[Recorded data]
☆ ☆ ☆ ☆ ☆ ☆ ☆

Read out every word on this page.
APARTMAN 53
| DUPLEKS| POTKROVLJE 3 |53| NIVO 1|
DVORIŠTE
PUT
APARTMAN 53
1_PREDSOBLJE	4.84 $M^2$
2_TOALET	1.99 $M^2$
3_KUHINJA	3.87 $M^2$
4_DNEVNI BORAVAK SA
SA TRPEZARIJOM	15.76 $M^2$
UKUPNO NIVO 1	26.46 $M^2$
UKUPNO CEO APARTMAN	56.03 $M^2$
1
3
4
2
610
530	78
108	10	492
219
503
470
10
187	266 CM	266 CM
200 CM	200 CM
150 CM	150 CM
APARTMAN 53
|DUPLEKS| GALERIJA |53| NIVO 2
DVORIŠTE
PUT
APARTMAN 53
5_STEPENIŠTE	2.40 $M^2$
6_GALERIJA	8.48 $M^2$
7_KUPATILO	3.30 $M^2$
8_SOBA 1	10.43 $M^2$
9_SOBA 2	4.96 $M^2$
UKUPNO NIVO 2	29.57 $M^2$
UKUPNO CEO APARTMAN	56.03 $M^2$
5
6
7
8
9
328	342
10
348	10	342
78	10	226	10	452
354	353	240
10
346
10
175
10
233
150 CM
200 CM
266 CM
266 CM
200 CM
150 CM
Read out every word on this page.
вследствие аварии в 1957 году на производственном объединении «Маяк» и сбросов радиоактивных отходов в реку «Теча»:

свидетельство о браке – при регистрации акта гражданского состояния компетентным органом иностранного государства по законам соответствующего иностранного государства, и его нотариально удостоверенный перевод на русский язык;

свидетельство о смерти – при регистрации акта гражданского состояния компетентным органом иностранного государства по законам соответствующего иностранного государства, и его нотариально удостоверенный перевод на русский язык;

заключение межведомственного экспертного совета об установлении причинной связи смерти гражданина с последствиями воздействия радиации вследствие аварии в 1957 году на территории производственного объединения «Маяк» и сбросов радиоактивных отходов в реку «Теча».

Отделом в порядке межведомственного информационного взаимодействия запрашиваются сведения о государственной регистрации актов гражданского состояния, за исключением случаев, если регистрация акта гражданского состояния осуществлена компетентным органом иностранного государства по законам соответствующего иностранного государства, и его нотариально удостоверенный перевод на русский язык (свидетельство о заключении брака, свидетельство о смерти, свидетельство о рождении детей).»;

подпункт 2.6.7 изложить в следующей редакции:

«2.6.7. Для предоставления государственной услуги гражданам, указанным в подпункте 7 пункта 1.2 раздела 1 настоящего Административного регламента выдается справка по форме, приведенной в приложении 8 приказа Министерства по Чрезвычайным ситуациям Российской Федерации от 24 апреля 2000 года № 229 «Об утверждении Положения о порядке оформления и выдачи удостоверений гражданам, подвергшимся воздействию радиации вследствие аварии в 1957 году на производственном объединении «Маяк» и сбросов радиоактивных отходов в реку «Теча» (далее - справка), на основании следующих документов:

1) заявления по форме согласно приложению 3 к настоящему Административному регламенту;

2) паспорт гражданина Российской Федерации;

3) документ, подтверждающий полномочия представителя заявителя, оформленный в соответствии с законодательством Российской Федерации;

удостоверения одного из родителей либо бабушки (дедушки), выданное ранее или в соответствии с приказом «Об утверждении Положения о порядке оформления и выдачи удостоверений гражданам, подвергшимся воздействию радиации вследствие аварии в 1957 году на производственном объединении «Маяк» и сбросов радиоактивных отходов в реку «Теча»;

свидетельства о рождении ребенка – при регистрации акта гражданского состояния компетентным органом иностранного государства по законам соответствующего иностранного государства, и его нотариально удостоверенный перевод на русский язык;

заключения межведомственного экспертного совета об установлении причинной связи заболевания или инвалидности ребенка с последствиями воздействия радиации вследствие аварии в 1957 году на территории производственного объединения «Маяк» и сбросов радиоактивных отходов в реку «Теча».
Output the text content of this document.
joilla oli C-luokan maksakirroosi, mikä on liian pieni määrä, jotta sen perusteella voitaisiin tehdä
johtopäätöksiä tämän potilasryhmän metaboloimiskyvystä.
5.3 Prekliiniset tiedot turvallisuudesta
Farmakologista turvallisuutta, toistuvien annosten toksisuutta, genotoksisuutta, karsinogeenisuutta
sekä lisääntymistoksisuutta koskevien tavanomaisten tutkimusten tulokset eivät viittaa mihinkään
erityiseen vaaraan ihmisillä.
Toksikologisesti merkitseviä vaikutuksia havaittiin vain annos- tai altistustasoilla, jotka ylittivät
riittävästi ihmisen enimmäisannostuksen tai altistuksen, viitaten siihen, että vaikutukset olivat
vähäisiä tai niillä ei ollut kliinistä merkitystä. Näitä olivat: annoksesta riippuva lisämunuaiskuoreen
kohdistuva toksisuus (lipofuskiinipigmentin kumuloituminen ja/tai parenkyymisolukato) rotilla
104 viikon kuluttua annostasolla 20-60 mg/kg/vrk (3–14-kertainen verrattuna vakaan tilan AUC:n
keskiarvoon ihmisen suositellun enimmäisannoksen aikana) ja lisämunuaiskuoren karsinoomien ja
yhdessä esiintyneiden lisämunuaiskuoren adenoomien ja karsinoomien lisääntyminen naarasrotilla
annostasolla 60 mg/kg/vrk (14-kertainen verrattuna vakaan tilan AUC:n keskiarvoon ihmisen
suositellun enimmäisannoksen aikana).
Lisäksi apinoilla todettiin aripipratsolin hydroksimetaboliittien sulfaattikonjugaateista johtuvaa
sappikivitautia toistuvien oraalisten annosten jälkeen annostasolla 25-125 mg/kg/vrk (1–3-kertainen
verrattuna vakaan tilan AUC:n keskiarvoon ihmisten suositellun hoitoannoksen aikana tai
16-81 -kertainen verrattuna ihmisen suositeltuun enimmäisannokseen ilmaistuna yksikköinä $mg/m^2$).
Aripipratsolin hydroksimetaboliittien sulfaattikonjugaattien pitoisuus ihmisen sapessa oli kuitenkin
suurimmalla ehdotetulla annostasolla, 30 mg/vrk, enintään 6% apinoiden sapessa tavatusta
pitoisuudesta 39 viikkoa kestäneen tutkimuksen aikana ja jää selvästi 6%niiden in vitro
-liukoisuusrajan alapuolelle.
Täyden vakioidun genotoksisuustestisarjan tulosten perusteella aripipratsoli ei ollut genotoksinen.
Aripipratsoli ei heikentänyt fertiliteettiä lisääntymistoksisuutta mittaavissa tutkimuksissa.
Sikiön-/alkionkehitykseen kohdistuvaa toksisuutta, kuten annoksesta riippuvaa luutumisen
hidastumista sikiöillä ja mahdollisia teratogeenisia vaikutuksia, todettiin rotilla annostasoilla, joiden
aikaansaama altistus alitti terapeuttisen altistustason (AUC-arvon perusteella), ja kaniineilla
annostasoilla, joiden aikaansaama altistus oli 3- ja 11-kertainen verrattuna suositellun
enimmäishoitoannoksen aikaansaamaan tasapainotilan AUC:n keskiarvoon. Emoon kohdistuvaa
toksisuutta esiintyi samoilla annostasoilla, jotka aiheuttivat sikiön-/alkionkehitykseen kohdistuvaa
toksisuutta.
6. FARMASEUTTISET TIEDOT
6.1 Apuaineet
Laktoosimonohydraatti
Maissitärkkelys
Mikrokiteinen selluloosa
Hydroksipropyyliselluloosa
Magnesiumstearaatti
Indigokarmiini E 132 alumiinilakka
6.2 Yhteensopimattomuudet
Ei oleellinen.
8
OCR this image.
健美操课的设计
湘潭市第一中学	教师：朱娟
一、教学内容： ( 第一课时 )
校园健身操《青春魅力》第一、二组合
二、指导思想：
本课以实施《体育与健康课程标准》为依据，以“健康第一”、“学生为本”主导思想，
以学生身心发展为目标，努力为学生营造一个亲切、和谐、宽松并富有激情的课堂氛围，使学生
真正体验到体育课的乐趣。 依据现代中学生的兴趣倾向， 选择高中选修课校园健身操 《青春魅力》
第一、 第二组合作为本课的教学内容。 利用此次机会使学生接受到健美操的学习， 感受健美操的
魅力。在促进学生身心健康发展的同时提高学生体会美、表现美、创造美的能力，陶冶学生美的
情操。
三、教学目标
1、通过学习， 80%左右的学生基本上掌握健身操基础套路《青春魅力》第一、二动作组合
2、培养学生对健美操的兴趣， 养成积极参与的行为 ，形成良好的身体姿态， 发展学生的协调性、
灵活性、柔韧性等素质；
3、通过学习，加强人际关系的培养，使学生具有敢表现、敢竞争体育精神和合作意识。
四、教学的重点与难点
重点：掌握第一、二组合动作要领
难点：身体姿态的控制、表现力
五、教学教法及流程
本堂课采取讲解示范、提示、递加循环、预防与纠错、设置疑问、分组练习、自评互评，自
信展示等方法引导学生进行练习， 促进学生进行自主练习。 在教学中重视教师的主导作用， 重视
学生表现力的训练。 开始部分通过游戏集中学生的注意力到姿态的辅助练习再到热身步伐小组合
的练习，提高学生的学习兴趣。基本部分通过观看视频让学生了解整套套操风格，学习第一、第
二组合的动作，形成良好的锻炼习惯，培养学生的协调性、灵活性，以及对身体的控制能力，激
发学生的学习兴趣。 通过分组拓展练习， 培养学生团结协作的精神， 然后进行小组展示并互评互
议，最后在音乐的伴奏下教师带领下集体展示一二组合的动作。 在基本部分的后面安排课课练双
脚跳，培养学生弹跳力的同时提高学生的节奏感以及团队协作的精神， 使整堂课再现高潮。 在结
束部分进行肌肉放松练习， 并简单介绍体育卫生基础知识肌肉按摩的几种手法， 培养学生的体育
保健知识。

☆ ☆ ☆ ☆ ☆ ☆ ☆

__Your task__
Copy each line above containing the string "alkionkehitykseen".

__Answer for this exercise__
Sikiön-/alkionkehitykseen kohdistuvaa toksisuutta, kuten annoksesta riippuvaa luutumisen
toksisuutta esiintyi samoilla annostasoilla, jotka aiheuttivat sikiön-/alkionkehitykseen kohdistuvaa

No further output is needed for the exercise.